§ **Your objective**:
Update the material from the line containing "shapes-gallery[interactable]: ▭╲╲▭▭○△ ⬠⬡↗↘∿☆◇" down to the line containing "autosave-toggle[interactable]: Off bbox=[79, 65, 122, 80]" by replacing "resize-handle" with "drag-handle", leaving everything else unchanged. Give only those lines.

===== Material provided =====

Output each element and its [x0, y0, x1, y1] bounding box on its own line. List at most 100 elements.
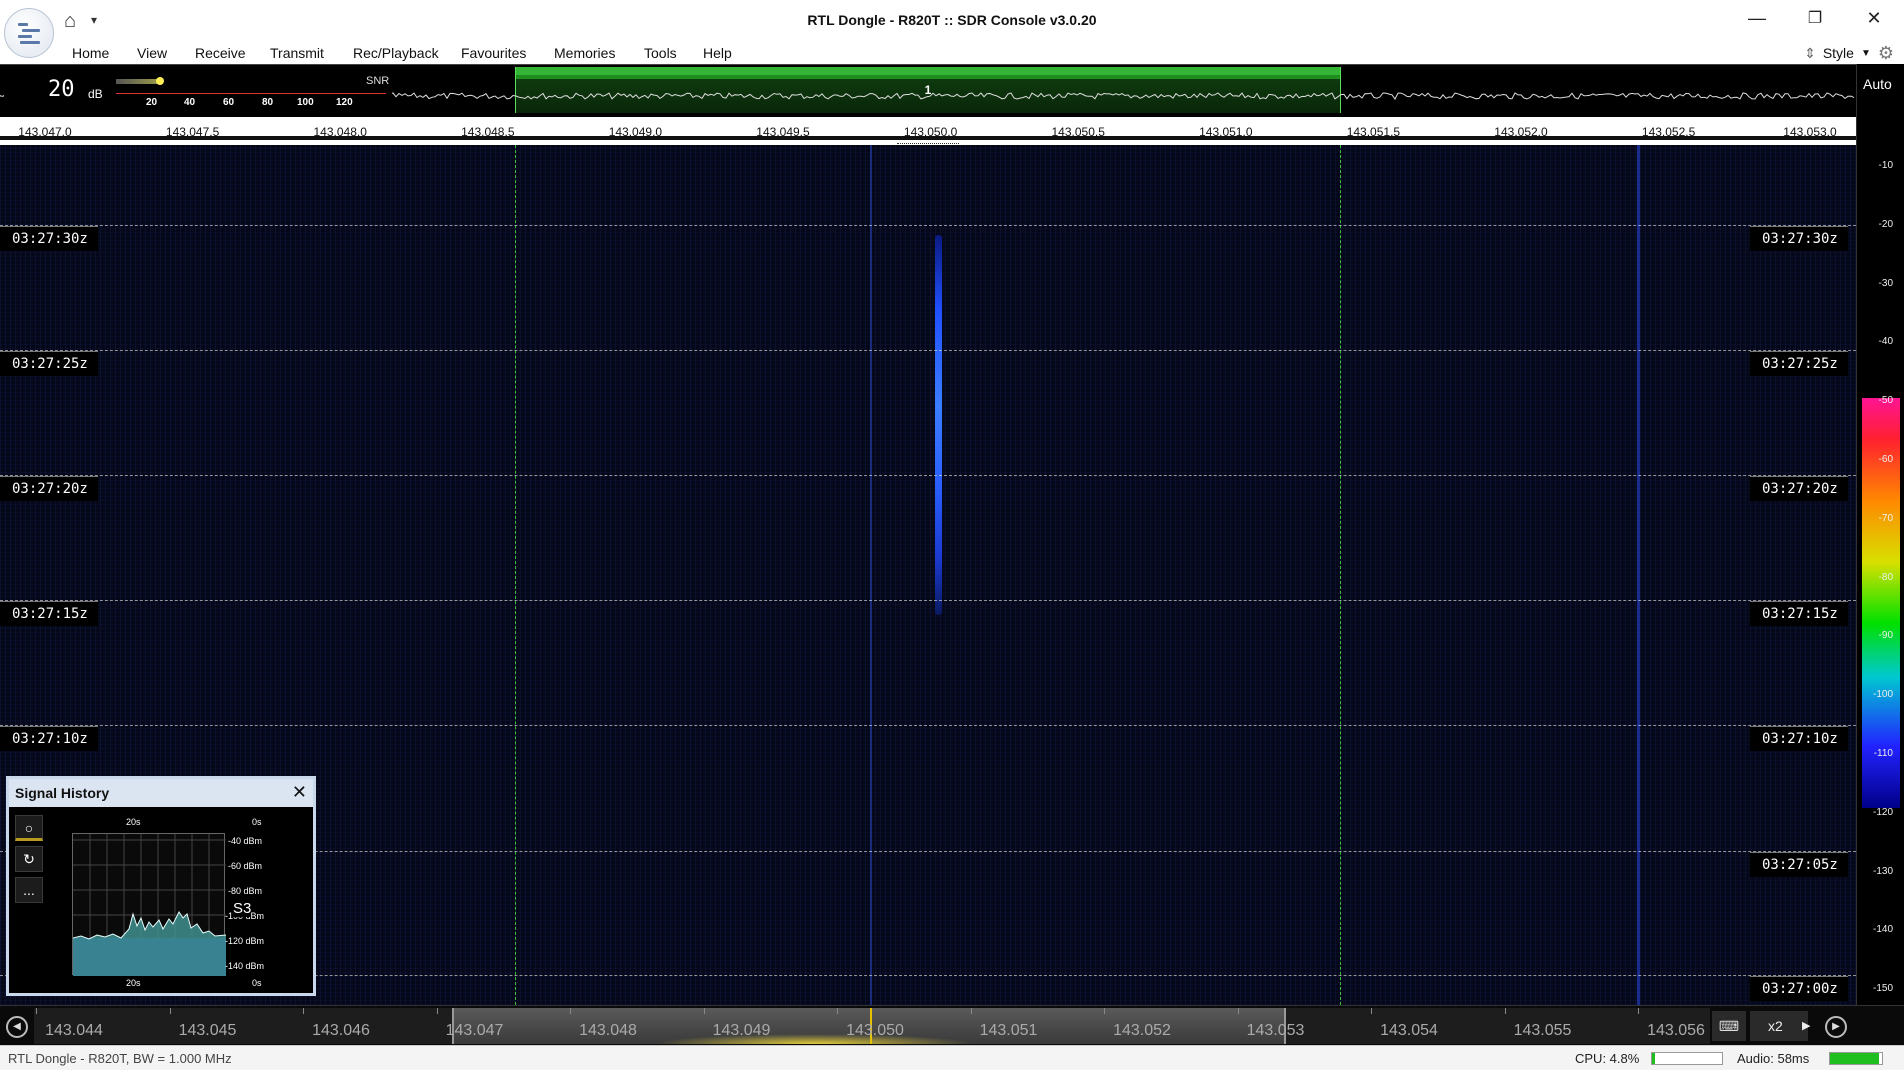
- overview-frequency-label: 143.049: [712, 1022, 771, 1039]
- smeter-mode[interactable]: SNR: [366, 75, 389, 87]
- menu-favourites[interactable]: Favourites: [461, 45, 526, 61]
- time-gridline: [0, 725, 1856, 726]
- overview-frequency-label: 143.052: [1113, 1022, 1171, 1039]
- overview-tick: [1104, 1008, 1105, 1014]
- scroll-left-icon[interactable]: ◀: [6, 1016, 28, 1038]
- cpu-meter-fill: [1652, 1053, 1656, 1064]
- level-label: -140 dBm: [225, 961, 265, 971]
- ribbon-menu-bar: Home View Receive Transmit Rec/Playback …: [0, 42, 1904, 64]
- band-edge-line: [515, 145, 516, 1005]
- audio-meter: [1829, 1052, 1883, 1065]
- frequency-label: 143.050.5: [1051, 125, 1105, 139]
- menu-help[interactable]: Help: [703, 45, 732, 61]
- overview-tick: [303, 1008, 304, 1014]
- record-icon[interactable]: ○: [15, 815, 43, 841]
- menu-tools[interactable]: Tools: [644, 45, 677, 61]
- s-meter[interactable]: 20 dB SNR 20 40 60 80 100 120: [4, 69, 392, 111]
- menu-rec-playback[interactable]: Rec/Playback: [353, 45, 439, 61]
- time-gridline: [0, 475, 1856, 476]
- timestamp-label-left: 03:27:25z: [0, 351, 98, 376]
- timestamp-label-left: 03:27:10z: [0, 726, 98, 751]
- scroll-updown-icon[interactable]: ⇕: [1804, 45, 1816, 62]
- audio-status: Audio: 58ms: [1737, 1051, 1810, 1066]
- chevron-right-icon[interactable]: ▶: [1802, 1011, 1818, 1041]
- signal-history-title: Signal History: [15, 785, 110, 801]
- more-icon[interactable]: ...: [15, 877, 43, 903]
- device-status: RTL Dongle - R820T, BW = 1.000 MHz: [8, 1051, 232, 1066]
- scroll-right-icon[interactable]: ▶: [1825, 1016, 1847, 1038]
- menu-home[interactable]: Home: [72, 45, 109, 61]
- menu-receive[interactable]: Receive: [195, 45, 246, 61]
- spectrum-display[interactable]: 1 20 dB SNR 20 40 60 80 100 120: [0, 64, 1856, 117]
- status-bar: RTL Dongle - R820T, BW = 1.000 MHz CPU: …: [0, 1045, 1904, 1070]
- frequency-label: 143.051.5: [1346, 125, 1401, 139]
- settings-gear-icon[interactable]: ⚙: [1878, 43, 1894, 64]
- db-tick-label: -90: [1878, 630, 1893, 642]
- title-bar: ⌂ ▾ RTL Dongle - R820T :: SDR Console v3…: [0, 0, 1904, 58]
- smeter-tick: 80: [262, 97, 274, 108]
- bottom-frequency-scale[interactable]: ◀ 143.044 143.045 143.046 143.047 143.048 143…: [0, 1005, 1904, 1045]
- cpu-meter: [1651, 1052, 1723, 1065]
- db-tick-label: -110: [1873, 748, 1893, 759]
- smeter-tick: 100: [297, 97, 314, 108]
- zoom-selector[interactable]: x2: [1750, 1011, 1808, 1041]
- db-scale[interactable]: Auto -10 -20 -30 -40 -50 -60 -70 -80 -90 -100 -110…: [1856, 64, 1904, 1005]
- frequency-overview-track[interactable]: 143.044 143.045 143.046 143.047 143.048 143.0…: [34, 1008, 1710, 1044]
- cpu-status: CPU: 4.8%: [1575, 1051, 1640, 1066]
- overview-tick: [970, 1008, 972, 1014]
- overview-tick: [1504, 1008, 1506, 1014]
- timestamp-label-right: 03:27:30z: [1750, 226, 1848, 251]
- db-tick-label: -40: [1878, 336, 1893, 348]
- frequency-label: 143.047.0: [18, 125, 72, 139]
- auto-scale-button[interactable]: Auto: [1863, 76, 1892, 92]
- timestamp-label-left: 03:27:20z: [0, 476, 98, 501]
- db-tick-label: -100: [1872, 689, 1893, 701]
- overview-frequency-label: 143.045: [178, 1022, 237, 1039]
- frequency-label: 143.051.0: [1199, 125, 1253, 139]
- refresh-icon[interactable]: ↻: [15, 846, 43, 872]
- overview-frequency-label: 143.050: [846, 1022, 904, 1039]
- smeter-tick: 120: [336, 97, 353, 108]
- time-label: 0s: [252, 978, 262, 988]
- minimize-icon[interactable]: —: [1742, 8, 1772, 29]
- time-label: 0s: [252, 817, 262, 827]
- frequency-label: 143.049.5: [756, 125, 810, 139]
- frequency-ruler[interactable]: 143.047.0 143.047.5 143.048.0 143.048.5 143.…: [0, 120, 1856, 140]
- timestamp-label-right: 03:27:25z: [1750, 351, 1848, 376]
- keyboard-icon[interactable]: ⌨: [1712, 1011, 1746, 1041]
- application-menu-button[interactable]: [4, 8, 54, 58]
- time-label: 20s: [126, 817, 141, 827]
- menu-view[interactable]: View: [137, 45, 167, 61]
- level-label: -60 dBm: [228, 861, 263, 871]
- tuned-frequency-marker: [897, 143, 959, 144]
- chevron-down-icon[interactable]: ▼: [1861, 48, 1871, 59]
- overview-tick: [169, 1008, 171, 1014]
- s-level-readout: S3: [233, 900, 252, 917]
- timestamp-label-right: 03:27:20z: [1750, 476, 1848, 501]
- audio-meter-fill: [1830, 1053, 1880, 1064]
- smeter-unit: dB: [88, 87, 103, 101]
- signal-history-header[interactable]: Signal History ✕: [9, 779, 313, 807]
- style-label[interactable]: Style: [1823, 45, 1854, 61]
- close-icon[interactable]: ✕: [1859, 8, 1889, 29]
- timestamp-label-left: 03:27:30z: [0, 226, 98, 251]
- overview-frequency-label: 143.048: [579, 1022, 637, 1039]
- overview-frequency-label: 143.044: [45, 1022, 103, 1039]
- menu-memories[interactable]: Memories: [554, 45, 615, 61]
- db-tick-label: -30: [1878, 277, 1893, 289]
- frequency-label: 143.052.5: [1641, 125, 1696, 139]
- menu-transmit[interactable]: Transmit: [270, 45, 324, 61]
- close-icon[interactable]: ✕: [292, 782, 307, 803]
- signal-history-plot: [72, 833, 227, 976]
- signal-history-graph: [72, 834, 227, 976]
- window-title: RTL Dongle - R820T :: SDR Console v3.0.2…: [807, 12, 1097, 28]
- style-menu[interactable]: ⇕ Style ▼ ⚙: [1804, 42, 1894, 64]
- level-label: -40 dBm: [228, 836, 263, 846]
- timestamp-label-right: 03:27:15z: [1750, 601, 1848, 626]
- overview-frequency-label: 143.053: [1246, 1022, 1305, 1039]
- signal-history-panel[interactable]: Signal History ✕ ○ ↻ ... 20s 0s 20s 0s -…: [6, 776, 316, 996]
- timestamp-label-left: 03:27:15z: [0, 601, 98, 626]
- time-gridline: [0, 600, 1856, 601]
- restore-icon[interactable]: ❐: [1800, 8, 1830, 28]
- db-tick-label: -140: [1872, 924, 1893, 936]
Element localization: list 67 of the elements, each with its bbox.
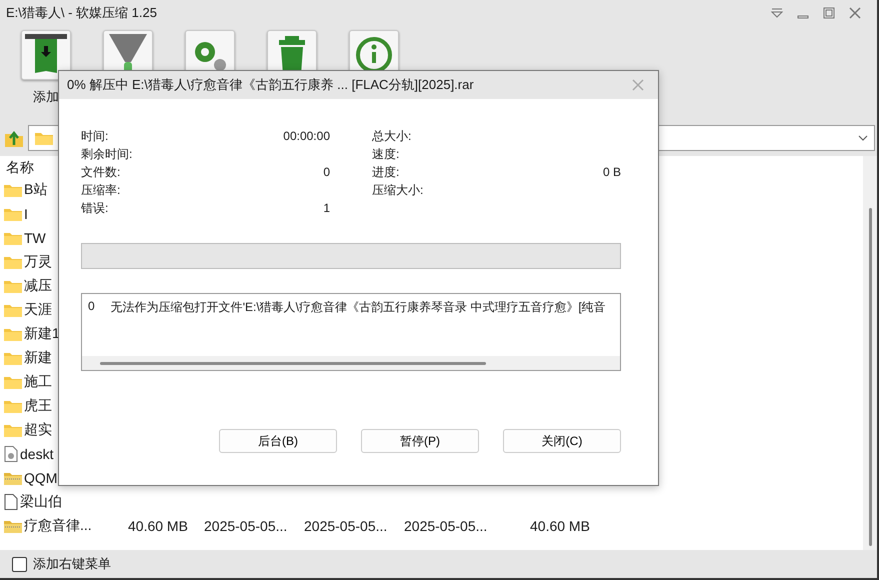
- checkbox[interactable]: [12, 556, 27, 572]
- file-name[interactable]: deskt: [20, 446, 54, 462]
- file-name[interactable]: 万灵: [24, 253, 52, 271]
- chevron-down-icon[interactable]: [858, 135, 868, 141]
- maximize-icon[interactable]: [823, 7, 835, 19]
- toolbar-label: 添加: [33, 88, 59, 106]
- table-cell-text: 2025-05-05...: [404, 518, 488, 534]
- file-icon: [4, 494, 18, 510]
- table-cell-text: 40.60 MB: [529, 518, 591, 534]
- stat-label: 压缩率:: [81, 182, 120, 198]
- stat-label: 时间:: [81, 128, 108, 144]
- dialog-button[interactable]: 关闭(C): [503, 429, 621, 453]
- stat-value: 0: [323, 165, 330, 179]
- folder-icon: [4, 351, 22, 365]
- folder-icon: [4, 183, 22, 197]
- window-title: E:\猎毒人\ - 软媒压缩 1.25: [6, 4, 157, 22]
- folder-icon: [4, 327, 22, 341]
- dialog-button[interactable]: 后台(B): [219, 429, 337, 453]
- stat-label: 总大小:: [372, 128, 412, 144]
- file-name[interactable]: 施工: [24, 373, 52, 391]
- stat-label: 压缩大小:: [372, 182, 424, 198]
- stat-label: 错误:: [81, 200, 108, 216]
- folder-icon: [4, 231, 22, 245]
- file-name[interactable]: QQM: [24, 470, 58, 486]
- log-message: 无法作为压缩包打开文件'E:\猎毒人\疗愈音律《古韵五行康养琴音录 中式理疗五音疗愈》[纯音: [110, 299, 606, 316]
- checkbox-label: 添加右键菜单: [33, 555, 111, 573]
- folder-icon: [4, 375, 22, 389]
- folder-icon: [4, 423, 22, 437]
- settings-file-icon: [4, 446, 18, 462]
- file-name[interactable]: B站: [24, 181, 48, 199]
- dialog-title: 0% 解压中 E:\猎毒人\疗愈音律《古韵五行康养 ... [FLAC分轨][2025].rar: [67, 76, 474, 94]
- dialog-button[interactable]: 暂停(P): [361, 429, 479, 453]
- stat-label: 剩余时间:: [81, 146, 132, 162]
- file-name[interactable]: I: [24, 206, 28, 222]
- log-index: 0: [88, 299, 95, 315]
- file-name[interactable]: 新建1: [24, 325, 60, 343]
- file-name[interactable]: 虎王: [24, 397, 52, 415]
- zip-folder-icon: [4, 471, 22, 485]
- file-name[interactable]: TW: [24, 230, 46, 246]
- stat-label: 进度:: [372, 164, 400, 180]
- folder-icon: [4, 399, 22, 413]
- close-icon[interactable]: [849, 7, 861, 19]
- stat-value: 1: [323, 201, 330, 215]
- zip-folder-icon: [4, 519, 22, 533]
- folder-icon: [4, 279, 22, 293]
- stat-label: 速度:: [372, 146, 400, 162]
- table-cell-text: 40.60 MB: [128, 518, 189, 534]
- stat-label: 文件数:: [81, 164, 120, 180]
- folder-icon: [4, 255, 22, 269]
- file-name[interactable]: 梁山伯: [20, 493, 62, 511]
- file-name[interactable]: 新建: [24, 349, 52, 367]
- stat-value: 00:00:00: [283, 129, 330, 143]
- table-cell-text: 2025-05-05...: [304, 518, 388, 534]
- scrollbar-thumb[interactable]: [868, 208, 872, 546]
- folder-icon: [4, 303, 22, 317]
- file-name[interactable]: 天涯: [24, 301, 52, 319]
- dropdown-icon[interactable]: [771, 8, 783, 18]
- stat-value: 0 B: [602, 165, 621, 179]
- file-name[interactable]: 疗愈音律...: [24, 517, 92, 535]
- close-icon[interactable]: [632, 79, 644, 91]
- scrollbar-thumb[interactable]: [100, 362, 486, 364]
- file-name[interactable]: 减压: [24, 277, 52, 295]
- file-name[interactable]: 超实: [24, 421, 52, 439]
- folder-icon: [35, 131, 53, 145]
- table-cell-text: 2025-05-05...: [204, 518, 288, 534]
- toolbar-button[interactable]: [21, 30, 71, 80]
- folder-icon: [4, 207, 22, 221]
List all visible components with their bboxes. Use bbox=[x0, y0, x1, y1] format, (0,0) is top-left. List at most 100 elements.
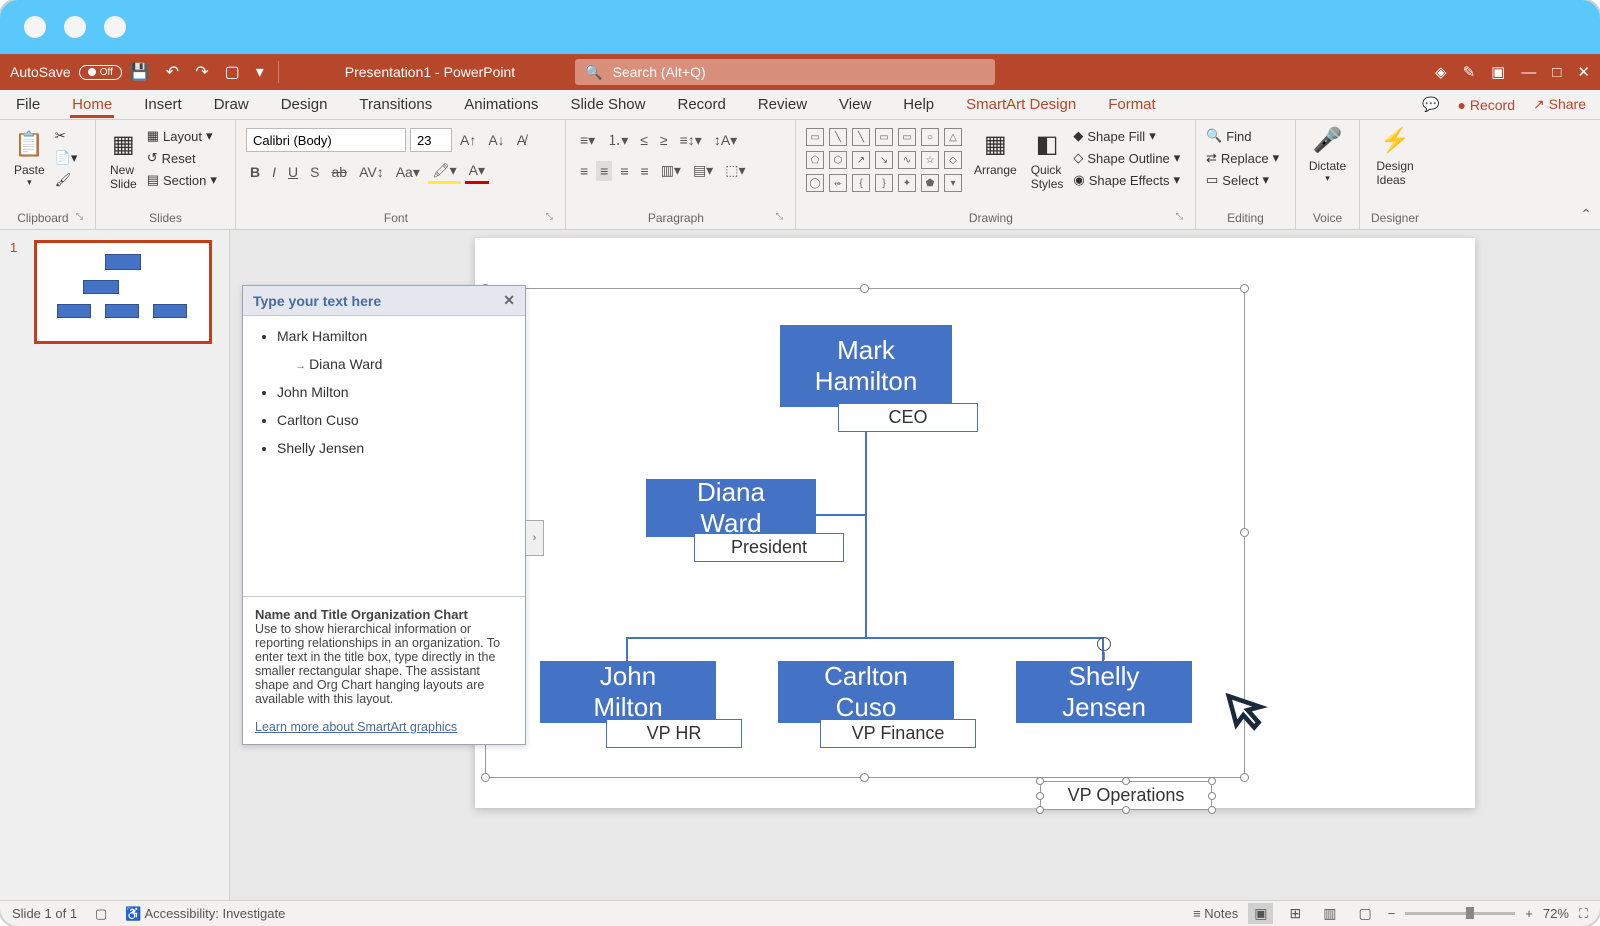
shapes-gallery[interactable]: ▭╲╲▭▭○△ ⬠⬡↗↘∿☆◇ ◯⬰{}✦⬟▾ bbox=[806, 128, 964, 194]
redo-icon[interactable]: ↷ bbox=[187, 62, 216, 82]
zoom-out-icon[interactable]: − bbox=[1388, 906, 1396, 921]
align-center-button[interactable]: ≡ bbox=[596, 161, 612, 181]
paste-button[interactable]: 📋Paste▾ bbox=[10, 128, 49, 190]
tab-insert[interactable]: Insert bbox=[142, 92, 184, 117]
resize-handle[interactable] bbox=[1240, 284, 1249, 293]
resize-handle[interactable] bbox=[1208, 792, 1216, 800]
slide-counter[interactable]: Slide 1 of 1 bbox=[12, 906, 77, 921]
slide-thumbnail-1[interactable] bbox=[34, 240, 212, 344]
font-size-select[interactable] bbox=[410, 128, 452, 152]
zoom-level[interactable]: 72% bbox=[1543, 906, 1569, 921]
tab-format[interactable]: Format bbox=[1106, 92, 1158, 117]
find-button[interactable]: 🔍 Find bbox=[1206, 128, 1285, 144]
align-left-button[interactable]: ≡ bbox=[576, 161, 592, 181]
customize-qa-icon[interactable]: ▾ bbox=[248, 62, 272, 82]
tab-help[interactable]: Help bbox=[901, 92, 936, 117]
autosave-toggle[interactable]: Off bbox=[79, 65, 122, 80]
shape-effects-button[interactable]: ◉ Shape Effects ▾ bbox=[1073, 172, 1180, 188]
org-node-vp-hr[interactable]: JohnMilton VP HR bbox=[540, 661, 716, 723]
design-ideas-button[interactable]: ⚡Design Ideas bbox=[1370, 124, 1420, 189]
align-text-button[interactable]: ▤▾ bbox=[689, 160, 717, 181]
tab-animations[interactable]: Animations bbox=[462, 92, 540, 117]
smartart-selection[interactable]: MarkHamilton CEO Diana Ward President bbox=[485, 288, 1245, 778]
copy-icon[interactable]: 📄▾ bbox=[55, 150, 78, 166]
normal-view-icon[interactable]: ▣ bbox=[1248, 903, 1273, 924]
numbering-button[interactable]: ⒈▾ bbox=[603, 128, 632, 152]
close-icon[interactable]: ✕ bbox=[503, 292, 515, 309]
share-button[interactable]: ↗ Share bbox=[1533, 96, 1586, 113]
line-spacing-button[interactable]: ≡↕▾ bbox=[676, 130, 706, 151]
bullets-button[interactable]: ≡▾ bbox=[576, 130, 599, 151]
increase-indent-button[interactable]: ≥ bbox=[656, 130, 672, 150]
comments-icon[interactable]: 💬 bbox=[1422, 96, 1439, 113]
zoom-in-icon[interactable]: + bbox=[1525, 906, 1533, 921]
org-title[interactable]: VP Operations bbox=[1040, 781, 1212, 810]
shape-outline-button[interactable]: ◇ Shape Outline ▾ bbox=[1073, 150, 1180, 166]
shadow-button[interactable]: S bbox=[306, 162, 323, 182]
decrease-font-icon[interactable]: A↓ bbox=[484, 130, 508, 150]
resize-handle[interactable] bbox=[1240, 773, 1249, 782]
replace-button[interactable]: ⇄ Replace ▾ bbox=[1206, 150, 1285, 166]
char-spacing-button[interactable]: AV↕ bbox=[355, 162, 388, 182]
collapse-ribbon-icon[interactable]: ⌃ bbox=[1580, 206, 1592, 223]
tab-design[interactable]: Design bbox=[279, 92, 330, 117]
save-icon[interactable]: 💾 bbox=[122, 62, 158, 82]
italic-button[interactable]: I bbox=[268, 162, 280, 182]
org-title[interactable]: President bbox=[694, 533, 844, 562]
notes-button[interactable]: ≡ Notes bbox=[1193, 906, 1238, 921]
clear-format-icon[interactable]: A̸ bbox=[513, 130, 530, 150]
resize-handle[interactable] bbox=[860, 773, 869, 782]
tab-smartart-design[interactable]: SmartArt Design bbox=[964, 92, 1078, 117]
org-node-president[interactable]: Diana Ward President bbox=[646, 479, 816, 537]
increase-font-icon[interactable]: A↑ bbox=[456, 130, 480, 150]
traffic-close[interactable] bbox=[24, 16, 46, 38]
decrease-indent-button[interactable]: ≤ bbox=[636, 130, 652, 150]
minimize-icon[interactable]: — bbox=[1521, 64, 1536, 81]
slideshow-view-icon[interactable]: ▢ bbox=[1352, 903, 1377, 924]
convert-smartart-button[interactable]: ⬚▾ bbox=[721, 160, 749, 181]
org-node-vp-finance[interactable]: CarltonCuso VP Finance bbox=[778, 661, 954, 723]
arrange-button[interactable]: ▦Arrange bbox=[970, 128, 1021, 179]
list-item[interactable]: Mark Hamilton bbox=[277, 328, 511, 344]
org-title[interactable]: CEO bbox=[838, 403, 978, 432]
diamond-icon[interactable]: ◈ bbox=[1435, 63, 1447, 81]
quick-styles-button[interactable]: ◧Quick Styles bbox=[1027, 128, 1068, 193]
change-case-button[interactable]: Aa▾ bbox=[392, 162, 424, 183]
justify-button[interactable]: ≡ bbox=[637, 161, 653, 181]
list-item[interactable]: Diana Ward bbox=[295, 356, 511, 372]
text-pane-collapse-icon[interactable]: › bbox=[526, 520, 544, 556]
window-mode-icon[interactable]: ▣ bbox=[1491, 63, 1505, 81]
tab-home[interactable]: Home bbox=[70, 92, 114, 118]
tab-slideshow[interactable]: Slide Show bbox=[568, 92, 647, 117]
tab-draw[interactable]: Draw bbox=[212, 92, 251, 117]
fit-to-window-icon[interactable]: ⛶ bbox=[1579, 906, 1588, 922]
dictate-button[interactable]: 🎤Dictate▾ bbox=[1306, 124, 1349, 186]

=====

§ **Output of the exercise**:
shapes-gallery[interactable]: ▭╲╲▭▭○△ ⬠⬡↗↘∿☆◇ ◯⬰{}✦⬟▾ bbox=[806, 128, 964, 194]
redo-icon[interactable]: ↷ bbox=[187, 62, 216, 82]
zoom-out-icon[interactable]: − bbox=[1388, 906, 1396, 921]
align-center-button[interactable]: ≡ bbox=[596, 161, 612, 181]
paste-button[interactable]: 📋Paste▾ bbox=[10, 128, 49, 190]
tab-insert[interactable]: Insert bbox=[142, 92, 184, 117]
drag-handle[interactable] bbox=[1240, 284, 1249, 293]
drag-handle[interactable] bbox=[1208, 792, 1216, 800]
slide-counter[interactable]: Slide 1 of 1 bbox=[12, 906, 77, 921]
slide-thumbnail-1[interactable] bbox=[34, 240, 212, 344]
font-size-select[interactable] bbox=[410, 128, 452, 152]
zoom-level[interactable]: 72% bbox=[1543, 906, 1569, 921]
tab-format[interactable]: Format bbox=[1106, 92, 1158, 117]
find-button[interactable]: 🔍 Find bbox=[1206, 128, 1285, 144]
align-left-button[interactable]: ≡ bbox=[576, 161, 592, 181]
customize-qa-icon[interactable]: ▾ bbox=[248, 62, 272, 82]
tab-help[interactable]: Help bbox=[901, 92, 936, 117]
autosave-toggle[interactable]: Off bbox=[79, 65, 122, 80]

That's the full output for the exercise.